## begin Extracted records

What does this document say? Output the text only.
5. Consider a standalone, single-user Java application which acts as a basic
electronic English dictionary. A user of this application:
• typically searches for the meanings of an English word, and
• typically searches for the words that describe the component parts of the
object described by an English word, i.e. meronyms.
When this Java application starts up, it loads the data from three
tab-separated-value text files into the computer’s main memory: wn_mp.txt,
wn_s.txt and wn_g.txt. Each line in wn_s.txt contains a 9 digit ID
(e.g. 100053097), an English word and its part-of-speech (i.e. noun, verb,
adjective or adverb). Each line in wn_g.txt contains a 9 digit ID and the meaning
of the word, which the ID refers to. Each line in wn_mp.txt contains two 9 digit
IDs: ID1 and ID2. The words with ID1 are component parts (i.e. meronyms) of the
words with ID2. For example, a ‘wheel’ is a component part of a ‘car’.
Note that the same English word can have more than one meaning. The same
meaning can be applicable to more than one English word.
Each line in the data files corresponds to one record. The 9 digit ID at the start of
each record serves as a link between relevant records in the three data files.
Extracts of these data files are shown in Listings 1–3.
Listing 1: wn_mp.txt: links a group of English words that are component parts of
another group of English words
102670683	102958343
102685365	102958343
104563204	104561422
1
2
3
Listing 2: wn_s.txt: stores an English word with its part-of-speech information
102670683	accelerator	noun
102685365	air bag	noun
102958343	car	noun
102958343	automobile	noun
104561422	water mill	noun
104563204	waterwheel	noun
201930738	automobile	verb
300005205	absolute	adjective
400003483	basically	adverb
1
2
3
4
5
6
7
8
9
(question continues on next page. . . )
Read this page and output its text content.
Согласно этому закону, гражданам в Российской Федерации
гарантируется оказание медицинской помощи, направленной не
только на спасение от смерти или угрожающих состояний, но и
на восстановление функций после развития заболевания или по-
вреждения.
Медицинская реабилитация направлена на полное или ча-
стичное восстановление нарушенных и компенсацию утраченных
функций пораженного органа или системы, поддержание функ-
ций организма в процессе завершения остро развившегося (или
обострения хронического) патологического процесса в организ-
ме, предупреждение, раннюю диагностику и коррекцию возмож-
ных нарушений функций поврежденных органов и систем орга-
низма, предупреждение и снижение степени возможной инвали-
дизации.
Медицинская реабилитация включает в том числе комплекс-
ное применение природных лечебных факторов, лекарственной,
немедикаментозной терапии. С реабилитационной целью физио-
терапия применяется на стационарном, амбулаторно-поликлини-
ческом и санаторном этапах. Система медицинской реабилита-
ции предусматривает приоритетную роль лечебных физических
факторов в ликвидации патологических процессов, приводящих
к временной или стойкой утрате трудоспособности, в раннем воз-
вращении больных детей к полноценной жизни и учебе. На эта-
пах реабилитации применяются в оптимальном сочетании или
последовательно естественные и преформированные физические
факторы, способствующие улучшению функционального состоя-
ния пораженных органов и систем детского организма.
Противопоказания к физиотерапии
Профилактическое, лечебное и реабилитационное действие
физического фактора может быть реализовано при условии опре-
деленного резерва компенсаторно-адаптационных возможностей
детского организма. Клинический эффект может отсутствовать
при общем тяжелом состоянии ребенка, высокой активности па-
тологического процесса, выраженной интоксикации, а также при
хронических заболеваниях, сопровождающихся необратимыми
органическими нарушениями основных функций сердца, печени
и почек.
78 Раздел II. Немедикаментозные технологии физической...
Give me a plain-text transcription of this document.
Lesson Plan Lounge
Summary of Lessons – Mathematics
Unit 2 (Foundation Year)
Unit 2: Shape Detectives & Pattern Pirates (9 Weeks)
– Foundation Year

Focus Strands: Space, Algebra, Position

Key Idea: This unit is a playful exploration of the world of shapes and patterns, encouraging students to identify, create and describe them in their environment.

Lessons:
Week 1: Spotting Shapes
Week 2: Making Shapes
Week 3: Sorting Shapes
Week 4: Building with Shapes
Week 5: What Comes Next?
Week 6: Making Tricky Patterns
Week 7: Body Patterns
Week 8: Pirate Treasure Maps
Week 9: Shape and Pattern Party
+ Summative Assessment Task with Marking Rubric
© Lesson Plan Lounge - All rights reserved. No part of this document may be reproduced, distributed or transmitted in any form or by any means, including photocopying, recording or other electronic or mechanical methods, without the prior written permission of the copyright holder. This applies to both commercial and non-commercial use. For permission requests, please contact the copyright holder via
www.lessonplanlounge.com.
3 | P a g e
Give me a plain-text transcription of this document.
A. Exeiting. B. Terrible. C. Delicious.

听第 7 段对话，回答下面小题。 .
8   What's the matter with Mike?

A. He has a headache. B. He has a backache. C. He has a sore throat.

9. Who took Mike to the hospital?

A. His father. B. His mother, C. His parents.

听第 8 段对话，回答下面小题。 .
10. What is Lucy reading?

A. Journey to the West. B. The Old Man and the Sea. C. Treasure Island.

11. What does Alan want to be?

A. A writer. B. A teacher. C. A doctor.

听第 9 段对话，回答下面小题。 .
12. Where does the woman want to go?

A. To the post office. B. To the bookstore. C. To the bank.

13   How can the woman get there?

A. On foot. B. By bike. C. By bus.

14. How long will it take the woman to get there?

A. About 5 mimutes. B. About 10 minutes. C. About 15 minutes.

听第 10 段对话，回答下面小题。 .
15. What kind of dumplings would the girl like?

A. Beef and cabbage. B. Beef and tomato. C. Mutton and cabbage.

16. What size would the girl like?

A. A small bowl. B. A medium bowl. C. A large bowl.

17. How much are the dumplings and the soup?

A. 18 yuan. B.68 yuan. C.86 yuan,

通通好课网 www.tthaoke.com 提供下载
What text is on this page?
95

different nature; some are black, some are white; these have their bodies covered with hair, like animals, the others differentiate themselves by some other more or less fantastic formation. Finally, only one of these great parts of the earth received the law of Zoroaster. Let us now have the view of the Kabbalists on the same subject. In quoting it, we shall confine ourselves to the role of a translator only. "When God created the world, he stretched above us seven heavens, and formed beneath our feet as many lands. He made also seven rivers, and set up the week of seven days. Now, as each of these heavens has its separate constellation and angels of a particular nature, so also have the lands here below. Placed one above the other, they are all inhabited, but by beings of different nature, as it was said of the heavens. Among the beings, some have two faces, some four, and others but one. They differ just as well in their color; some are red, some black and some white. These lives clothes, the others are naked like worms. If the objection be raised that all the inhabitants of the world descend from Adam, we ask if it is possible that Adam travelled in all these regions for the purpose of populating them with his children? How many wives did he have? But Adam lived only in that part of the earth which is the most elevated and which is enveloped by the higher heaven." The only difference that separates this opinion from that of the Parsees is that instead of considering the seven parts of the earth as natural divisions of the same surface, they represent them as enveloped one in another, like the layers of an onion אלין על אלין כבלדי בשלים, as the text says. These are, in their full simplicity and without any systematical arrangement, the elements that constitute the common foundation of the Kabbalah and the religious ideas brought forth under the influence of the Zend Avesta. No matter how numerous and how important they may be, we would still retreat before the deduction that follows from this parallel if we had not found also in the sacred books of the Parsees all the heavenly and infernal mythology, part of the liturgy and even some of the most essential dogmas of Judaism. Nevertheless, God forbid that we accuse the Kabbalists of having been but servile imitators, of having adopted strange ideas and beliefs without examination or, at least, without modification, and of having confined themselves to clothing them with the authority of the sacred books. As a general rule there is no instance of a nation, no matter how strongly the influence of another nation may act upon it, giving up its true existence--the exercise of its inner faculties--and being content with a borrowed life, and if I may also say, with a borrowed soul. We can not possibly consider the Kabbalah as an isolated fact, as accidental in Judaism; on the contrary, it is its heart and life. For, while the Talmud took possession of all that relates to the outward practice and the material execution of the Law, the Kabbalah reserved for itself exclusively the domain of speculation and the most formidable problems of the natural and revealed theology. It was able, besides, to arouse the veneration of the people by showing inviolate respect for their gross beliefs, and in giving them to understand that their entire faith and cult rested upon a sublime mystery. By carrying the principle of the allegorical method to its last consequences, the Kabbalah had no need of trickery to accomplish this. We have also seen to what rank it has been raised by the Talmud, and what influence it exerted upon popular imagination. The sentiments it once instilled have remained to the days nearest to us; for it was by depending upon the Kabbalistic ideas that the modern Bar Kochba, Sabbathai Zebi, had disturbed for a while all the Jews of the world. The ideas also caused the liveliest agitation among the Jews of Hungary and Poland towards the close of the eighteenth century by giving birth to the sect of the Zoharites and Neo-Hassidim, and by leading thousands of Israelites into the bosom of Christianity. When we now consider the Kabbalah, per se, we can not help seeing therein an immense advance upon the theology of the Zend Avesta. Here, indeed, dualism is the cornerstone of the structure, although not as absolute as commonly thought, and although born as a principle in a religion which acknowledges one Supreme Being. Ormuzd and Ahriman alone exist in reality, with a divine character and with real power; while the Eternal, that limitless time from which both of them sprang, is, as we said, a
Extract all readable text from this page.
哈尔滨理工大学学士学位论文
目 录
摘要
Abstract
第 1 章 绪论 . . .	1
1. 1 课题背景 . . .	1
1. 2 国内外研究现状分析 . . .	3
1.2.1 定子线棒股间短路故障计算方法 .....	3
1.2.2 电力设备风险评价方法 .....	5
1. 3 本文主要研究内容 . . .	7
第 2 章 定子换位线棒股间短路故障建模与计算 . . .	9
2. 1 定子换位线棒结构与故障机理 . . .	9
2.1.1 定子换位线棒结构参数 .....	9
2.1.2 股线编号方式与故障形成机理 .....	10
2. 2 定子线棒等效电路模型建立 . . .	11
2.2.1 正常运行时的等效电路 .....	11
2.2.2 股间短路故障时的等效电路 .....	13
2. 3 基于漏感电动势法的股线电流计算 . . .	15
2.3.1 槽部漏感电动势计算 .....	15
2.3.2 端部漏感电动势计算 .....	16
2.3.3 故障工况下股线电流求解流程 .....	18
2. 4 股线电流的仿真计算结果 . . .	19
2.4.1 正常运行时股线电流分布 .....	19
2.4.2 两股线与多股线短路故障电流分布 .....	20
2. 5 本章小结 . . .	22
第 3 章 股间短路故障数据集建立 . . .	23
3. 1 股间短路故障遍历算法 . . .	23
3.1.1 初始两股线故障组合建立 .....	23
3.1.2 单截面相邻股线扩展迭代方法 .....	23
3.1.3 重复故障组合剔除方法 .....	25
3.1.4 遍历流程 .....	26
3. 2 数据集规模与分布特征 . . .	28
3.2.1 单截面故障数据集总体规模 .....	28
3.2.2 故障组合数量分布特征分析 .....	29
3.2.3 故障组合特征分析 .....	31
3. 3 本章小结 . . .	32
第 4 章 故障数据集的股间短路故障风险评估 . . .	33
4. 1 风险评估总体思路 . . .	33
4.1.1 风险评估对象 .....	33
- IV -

## end Extracted records

What is needed
Collect the lines of the records that include the string "meronyms".

Task result
object described by an English word, i.e. meronyms.
IDs: ID1 and ID2. The words with ID1 are component parts (i.e. meronyms) of the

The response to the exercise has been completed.